TASK DIRECTIONS: Look through the listing and locate every line containing the word "Statikus"; copy those lines.

RECORD EXTRACTS:
——————
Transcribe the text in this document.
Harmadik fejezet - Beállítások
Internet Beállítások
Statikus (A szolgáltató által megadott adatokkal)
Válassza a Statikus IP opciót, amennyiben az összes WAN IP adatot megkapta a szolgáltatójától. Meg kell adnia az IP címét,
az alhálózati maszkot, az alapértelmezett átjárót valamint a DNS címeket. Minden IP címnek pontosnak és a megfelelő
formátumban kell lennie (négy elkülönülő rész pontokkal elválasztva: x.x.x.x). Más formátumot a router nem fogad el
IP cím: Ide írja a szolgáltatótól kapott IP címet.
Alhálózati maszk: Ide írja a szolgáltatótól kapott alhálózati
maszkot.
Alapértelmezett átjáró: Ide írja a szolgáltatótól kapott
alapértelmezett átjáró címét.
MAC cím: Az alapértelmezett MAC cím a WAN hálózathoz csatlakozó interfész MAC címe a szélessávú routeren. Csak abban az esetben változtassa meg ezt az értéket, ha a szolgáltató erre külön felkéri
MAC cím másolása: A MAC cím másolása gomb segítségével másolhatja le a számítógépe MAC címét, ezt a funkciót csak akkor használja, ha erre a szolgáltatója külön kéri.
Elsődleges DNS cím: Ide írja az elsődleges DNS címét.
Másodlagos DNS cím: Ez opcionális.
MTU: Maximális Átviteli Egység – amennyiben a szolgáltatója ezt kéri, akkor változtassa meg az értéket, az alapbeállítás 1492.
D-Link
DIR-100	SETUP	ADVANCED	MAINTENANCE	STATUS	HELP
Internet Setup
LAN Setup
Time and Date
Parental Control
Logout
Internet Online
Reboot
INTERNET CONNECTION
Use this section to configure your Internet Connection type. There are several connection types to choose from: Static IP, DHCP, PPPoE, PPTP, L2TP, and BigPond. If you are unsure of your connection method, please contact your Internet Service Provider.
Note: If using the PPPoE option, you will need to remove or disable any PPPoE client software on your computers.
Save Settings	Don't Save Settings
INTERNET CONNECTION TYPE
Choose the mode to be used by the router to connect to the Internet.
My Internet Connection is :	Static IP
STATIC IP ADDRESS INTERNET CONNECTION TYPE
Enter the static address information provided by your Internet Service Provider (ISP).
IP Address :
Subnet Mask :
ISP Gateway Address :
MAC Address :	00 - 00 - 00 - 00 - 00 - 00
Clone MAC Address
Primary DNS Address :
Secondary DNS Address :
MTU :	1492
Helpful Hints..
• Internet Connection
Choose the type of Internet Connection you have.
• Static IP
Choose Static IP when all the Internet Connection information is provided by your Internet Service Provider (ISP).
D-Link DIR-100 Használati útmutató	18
——————
WRITTEN SOLUTION:
Statikus (A szolgáltató által megadott adatokkal)
Válassza a Statikus IP opciót, amennyiben az összes WAN IP adatot megkapta a szolgáltatójától. Meg kell adnia az IP címét,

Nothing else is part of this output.